Begin RAW DATA
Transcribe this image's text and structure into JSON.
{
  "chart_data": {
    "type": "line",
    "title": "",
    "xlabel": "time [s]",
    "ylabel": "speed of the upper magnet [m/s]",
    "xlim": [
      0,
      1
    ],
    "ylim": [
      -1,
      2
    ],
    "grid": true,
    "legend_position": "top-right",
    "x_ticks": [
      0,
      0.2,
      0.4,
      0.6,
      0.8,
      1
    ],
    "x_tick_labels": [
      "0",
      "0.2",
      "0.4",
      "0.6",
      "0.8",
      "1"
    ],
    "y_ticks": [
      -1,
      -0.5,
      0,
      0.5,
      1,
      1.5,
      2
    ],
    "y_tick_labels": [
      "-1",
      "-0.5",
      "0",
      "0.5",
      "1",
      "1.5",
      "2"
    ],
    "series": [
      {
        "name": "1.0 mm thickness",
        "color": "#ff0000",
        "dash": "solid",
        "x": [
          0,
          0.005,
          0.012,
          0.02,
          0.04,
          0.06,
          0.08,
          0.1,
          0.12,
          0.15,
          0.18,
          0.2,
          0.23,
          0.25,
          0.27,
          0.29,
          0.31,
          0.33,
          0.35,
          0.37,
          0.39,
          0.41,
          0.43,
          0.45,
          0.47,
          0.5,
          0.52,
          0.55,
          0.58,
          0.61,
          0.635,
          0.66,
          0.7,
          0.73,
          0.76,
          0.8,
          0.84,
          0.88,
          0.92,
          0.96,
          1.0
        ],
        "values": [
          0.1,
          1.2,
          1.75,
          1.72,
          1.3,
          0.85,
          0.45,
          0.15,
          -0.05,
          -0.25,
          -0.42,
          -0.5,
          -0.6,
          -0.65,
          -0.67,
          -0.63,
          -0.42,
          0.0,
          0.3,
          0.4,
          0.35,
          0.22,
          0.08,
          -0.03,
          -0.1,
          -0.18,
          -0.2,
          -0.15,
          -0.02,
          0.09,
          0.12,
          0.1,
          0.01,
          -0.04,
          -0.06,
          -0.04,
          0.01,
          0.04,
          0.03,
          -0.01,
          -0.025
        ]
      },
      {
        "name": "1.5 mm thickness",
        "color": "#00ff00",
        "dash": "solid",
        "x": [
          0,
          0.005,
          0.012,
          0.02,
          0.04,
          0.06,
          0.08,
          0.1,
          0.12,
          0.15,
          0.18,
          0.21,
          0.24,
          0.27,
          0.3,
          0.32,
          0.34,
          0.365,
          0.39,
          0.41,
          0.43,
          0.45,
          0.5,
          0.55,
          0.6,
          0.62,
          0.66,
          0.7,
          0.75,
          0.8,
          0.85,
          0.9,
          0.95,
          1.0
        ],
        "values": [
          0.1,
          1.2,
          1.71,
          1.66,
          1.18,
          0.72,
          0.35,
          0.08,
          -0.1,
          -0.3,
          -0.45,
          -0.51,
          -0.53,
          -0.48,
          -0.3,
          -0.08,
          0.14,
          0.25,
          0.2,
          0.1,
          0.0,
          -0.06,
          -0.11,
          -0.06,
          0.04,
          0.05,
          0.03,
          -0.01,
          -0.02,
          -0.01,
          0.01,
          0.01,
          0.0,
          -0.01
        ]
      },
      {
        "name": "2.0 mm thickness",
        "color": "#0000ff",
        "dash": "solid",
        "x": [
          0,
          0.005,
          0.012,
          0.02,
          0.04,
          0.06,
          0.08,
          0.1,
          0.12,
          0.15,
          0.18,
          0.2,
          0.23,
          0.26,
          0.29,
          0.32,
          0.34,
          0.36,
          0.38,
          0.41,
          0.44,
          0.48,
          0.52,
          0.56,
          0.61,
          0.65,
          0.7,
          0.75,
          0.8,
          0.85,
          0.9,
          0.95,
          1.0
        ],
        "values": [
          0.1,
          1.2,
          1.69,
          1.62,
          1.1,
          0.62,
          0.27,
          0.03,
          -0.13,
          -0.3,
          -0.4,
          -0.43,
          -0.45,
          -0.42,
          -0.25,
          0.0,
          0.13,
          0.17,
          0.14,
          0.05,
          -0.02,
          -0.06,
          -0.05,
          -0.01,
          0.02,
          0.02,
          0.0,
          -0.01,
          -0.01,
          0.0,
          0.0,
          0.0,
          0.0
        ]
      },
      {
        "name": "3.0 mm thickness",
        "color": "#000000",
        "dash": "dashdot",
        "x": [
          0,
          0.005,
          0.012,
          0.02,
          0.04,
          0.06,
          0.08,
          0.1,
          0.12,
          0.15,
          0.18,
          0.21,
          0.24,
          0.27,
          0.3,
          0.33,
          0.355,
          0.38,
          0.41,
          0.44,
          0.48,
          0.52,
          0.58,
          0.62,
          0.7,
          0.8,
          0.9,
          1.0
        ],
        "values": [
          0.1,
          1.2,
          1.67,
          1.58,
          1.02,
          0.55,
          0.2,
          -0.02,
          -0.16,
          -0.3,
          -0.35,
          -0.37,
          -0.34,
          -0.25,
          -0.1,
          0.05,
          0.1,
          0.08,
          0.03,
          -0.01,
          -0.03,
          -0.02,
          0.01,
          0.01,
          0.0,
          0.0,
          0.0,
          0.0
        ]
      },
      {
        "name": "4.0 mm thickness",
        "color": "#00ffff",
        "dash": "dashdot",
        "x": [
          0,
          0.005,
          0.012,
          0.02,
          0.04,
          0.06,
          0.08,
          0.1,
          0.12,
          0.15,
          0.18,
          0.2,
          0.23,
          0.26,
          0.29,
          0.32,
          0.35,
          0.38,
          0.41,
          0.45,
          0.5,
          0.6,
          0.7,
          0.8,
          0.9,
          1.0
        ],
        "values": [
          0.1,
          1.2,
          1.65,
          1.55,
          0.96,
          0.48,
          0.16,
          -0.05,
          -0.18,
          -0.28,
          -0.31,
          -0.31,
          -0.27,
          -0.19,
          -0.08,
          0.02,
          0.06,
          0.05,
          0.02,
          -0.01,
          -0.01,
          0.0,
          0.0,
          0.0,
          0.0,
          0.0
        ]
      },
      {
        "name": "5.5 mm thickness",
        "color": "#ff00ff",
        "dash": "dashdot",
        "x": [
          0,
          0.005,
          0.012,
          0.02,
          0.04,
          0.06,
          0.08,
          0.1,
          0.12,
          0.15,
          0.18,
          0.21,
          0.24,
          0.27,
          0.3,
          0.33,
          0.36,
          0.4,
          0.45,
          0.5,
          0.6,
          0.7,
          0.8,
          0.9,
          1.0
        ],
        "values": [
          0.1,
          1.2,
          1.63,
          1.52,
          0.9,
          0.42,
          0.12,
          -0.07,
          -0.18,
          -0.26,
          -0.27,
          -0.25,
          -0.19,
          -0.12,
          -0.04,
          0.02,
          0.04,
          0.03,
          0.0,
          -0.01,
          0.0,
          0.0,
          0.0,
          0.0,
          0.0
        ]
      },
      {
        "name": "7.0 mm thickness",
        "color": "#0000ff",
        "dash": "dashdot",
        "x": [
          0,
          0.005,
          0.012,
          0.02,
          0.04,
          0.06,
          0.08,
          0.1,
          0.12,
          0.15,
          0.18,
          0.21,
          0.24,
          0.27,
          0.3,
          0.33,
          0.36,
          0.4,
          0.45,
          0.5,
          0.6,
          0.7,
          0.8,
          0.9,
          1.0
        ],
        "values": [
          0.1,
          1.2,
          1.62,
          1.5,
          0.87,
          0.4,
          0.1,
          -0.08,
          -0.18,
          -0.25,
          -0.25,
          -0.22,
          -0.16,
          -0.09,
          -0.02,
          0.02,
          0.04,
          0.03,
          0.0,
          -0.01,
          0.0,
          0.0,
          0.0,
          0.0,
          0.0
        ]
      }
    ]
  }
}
End RAW DATA
## PROBLEM TO WORK ON
Copy out all the entries shown above, character for character.

## EXERCISE OUTPUT
Transcribe this image's text and structure into JSON.
{
  "chart_data": {
    "type": "line",
    "title": "",
    "xlabel": "time [s]",
    "ylabel": "speed of the upper magnet [m/s]",
    "xlim": [
      0,
      1
    ],
    "ylim": [
      -1,
      2
    ],
    "grid": true,
    "legend_position": "top-right",
    "x_ticks": [
      0,
      0.2,
      0.4,
      0.6,
      0.8,
      1
    ],
    "x_tick_labels": [
      "0",
      "0.2",
      "0.4",
      "0.6",
      "0.8",
      "1"
    ],
    "y_ticks": [
      -1,
      -0.5,
      0,
      0.5,
      1,
      1.5,
      2
    ],
    "y_tick_labels": [
      "-1",
      "-0.5",
      "0",
      "0.5",
      "1",
      "1.5",
      "2"
    ],
    "series": [
      {
        "name": "1.0 mm thickness",
        "color": "#ff0000",
        "dash": "solid",
        "x": [
          0,
          0.005,
          0.012,
          0.02,
          0.04,
          0.06,
          0.08,
          0.1,
          0.12,
          0.15,
          0.18,
          0.2,
          0.23,
          0.25,
          0.27,
          0.29,
          0.31,
          0.33,
          0.35,
          0.37,
          0.39,
          0.41,
          0.43,
          0.45,
          0.47,
          0.5,
          0.52,
          0.55,
          0.58,
          0.61,
          0.635,
          0.66,
          0.7,
          0.73,
          0.76,
          0.8,
          0.84,
          0.88,
          0.92,
          0.96,
          1.0
        ],
        "values": [
          0.1,
          1.2,
          1.75,
          1.72,
          1.3,
          0.85,
          0.45,
          0.15,
          -0.05,
          -0.25,
          -0.42,
          -0.5,
          -0.6,
          -0.65,
          -0.67,
          -0.63,
          -0.42,
          0.0,
          0.3,
          0.4,
          0.35,
          0.22,
          0.08,
          -0.03,
          -0.1,
          -0.18,
          -0.2,
          -0.15,
          -0.02,
          0.09,
          0.12,
          0.1,
          0.01,
          -0.04,
          -0.06,
          -0.04,
          0.01,
          0.04,
          0.03,
          -0.01,
          -0.025
        ]
      },
      {
        "name": "1.5 mm thickness",
        "color": "#00ff00",
        "dash": "solid",
        "x": [
          0,
          0.005,
          0.012,
          0.02,
          0.04,
          0.06,
          0.08,
          0.1,
          0.12,
          0.15,
          0.18,
          0.21,
          0.24,
          0.27,
          0.3,
          0.32,
          0.34,
          0.365,
          0.39,
          0.41,
          0.43,
          0.45,
          0.5,
          0.55,
          0.6,
          0.62,
          0.66,
          0.7,
          0.75,
          0.8,
          0.85,
          0.9,
          0.95,
          1.0
        ],
        "values": [
          0.1,
          1.2,
          1.71,
          1.66,
          1.18,
          0.72,
          0.35,
          0.08,
          -0.1,
          -0.3,
          -0.45,
          -0.51,
          -0.53,
          -0.48,
          -0.3,
          -0.08,
          0.14,
          0.25,
          0.2,
          0.1,
          0.0,
          -0.06,
          -0.11,
          -0.06,
          0.04,
          0.05,
          0.03,
          -0.01,
          -0.02,
          -0.01,
          0.01,
          0.01,
          0.0,
          -0.01
        ]
      },
      {
        "name": "2.0 mm thickness",
        "color": "#0000ff",
        "dash": "solid",
        "x": [
          0,
          0.005,
          0.012,
          0.02,
          0.04,
          0.06,
          0.08,
          0.1,
          0.12,
          0.15,
          0.18,
          0.2,
          0.23,
          0.26,
          0.29,
          0.32,
          0.34,
          0.36,
          0.38,
          0.41,
          0.44,
          0.48,
          0.52,
          0.56,
          0.61,
          0.65,
          0.7,
          0.75,
          0.8,
          0.85,
          0.9,
          0.95,
          1.0
        ],
        "values": [
          0.1,
          1.2,
          1.69,
          1.62,
          1.1,
          0.62,
          0.27,
          0.03,
          -0.13,
          -0.3,
          -0.4,
          -0.43,
          -0.45,
          -0.42,
          -0.25,
          0.0,
          0.13,
          0.17,
          0.14,
          0.05,
          -0.02,
          -0.06,
          -0.05,
          -0.01,
          0.02,
          0.02,
          0.0,
          -0.01,
          -0.01,
          0.0,
          0.0,
          0.0,
          0.0
        ]
      },
      {
        "name": "3.0 mm thickness",
        "color": "#000000",
        "dash": "dashdot",
        "x": [
          0,
          0.005,
          0.012,
          0.02,
          0.04,
          0.06,
          0.08,
          0.1,
          0.12,
          0.15,
          0.18,
          0.21,
          0.24,
          0.27,
          0.3,
          0.33,
          0.355,
          0.38,
          0.41,
          0.44,
          0.48,
          0.52,
          0.58,
          0.62,
          0.7,
          0.8,
          0.9,
          1.0
        ],
        "values": [
          0.1,
          1.2,
          1.67,
          1.58,
          1.02,
          0.55,
          0.2,
          -0.02,
          -0.16,
          -0.3,
          -0.35,
          -0.37,
          -0.34,
          -0.25,
          -0.1,
          0.05,
          0.1,
          0.08,
          0.03,
          -0.01,
          -0.03,
          -0.02,
          0.01,
          0.01,
          0.0,
          0.0,
          0.0,
          0.0
        ]
      },
      {
        "name": "4.0 mm thickness",
        "color": "#00ffff",
        "dash": "dashdot",
        "x": [
          0,
          0.005,
          0.012,
          0.02,
          0.04,
          0.06,
          0.08,
          0.1,
          0.12,
          0.15,
          0.18,
          0.2,
          0.23,
          0.26,
          0.29,
          0.32,
          0.35,
          0.38,
          0.41,
          0.45,
          0.5,
          0.6,
          0.7,
          0.8,
          0.9,
          1.0
        ],
        "values": [
          0.1,
          1.2,
          1.65,
          1.55,
          0.96,
          0.48,
          0.16,
          -0.05,
          -0.18,
          -0.28,
          -0.31,
          -0.31,
          -0.27,
          -0.19,
          -0.08,
          0.02,
          0.06,
          0.05,
          0.02,
          -0.01,
          -0.01,
          0.0,
          0.0,
          0.0,
          0.0,
          0.0
        ]
      },
      {
        "name": "5.5 mm thickness",
        "color": "#ff00ff",
        "dash": "dashdot",
        "x": [
          0,
          0.005,
          0.012,
          0.02,
          0.04,
          0.06,
          0.08,
          0.1,
          0.12,
          0.15,
          0.18,
          0.21,
          0.24,
          0.27,
          0.3,
          0.33,
          0.36,
          0.4,
          0.45,
          0.5,
          0.6,
          0.7,
          0.8,
          0.9,
          1.0
        ],
        "values": [
          0.1,
          1.2,
          1.63,
          1.52,
          0.9,
          0.42,
          0.12,
          -0.07,
          -0.18,
          -0.26,
          -0.27,
          -0.25,
          -0.19,
          -0.12,
          -0.04,
          0.02,
          0.04,
          0.03,
          0.0,
          -0.01,
          0.0,
          0.0,
          0.0,
          0.0,
          0.0
        ]
      },
      {
        "name": "7.0 mm thickness",
        "color": "#0000ff",
        "dash": "dashdot",
        "x": [
          0,
          0.005,
          0.012,
          0.02,
          0.04,
          0.06,
          0.08,
          0.1,
          0.12,
          0.15,
          0.18,
          0.21,
          0.24,
          0.27,
          0.3,
          0.33,
          0.36,
          0.4,
          0.45,
          0.5,
          0.6,
          0.7,
          0.8,
          0.9,
          1.0
        ],
        "values": [
          0.1,
          1.2,
          1.62,
          1.5,
          0.87,
          0.4,
          0.1,
          -0.08,
          -0.18,
          -0.25,
          -0.25,
          -0.22,
          -0.16,
          -0.09,
          -0.02,
          0.02,
          0.04,
          0.03,
          0.0,
          -0.01,
          0.0,
          0.0,
          0.0,
          0.0,
          0.0
        ]
      }
    ]
  }
}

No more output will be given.